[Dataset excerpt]

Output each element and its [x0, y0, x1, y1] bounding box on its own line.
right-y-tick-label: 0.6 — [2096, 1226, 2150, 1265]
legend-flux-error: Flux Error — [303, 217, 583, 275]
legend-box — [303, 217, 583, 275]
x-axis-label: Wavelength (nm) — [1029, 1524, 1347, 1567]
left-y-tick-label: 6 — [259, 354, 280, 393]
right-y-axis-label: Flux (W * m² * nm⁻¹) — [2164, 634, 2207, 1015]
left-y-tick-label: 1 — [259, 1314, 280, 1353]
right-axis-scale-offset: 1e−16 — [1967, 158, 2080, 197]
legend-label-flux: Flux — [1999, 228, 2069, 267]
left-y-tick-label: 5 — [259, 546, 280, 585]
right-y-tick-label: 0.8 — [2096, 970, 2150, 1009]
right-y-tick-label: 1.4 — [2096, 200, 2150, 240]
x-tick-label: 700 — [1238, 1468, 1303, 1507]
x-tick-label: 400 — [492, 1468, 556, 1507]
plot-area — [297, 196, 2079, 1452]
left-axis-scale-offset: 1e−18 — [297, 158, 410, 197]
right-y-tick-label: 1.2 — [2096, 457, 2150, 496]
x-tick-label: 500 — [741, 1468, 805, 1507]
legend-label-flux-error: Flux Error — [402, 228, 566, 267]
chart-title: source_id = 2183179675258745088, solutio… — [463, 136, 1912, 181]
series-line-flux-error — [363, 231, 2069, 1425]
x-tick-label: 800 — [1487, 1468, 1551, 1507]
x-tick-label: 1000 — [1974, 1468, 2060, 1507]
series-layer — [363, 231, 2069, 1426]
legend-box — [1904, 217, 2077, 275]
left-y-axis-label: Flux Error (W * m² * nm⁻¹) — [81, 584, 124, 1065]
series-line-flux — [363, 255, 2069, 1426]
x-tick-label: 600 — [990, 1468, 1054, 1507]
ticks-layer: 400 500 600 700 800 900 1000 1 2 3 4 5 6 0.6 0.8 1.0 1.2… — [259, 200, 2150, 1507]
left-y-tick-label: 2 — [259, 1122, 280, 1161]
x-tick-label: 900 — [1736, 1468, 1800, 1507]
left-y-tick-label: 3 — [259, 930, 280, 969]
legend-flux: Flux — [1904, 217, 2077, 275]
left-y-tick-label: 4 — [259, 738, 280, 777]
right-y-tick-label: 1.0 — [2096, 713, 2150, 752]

Set exercise:
Give every line of the item above as a JSON list of strings, one string per line, leaving out any blank lines.

Solution to this task:
[
  "Output each element and its [x0, y0, x1, y1] bounding box on its own line.",
  "right-y-tick-label: 0.6 — [2096, 1226, 2150, 1265]",
  "legend-flux-error: Flux Error — [303, 217, 583, 275]",
  "legend-box — [303, 217, 583, 275]",
  "x-axis-label: Wavelength (nm) — [1029, 1524, 1347, 1567]",
  "left-y-tick-label: 6 — [259, 354, 280, 393]",
  "right-y-axis-label: Flux (W * m² * nm⁻¹) — [2164, 634, 2207, 1015]",
  "left-y-tick-label: 1 — [259, 1314, 280, 1353]",
  "right-axis-scale-offset: 1e−16 — [1967, 158, 2080, 197]",
  "legend-label-flux: Flux — [1999, 228, 2069, 267]",
  "left-y-tick-label: 5 — [259, 546, 280, 585]",
  "right-y-tick-label: 0.8 — [2096, 970, 2150, 1009]",
  "right-y-tick-label: 1.4 — [2096, 200, 2150, 240]",
  "x-tick-label: 700 — [1238, 1468, 1303, 1507]",
  "x-tick-label: 400 — [492, 1468, 556, 1507]",
  "plot-area — [297, 196, 2079, 1452]",
  "left-axis-scale-offset: 1e−18 — [297, 158, 410, 197]",
  "right-y-tick-label: 1.2 — [2096, 457, 2150, 496]",
  "x-tick-label: 500 — [741, 1468, 805, 1507]",
  "legend-label-flux-error: Flux Error — [402, 228, 566, 267]",
  "chart-title: source_id = 2183179675258745088, solutio… — [463, 136, 1912, 181]",
  "series-line-flux-error — [363, 231, 2069, 1425]",
  "x-tick-label: 800 — [1487, 1468, 1551, 1507]",
  "x-tick-label: 1000 — [1974, 1468, 2060, 1507]",
  "series-layer — [363, 231, 2069, 1426]",
  "legend-box — [1904, 217, 2077, 275]",
  "left-y-axis-label: Flux Error (W * m² * nm⁻¹) — [81, 584, 124, 1065]",
  "series-line-flux — [363, 255, 2069, 1426]",
  "x-tick-label: 600 — [990, 1468, 1054, 1507]",
  "ticks-layer: 400 500 600 700 800 900 1000 1 2 3 4 5 6 0.6 0.8 1.0 1.2… — [259, 200, 2150, 1507]",
  "left-y-tick-label: 2 — [259, 1122, 280, 1161]",
  "x-tick-label: 900 — [1736, 1468, 1800, 1507]",
  "left-y-tick-label: 3 — [259, 930, 280, 969]",
  "legend-flux: Flux — [1904, 217, 2077, 275]",
  "left-y-tick-label: 4 — [259, 738, 280, 777]",
  "right-y-tick-label: 1.0 — [2096, 713, 2150, 752]"
]